• **GOAL**
Wherever a line in the data below holds "atrium", copy that line.

• **TASK DATA**
· · · · ·

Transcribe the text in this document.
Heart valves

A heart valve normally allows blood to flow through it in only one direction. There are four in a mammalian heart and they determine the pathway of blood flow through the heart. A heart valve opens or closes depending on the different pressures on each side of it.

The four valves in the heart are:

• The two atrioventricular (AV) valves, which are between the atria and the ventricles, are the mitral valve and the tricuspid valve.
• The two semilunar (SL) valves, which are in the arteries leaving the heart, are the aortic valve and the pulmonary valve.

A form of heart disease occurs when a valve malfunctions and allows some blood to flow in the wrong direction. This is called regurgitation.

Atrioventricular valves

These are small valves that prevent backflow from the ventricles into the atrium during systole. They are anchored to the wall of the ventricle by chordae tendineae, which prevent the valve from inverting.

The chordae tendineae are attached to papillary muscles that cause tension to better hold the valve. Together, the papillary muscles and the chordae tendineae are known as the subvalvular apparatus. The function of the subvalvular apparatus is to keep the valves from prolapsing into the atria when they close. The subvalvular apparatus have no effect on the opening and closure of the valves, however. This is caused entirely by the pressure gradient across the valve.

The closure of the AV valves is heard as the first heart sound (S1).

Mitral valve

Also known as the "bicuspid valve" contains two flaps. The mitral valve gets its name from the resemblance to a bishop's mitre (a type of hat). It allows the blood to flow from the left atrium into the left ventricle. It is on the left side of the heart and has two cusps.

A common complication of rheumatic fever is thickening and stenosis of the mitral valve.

· · · · ·

• **REPLY TO THE TASK**
These are small valves that prevent backflow from the ventricles into the atrium during systole. They are anchored to the wall of the ventricle by chordae tendineae, which prevent the valve from inverting.
Also known as the "bicuspid valve" contains two flaps. The mitral valve gets its name from the resemblance to a bishop's mitre (a type of hat). It allows the blood to flow from the left atrium into the left ventricle. It is on the left side of the heart and has two cusps.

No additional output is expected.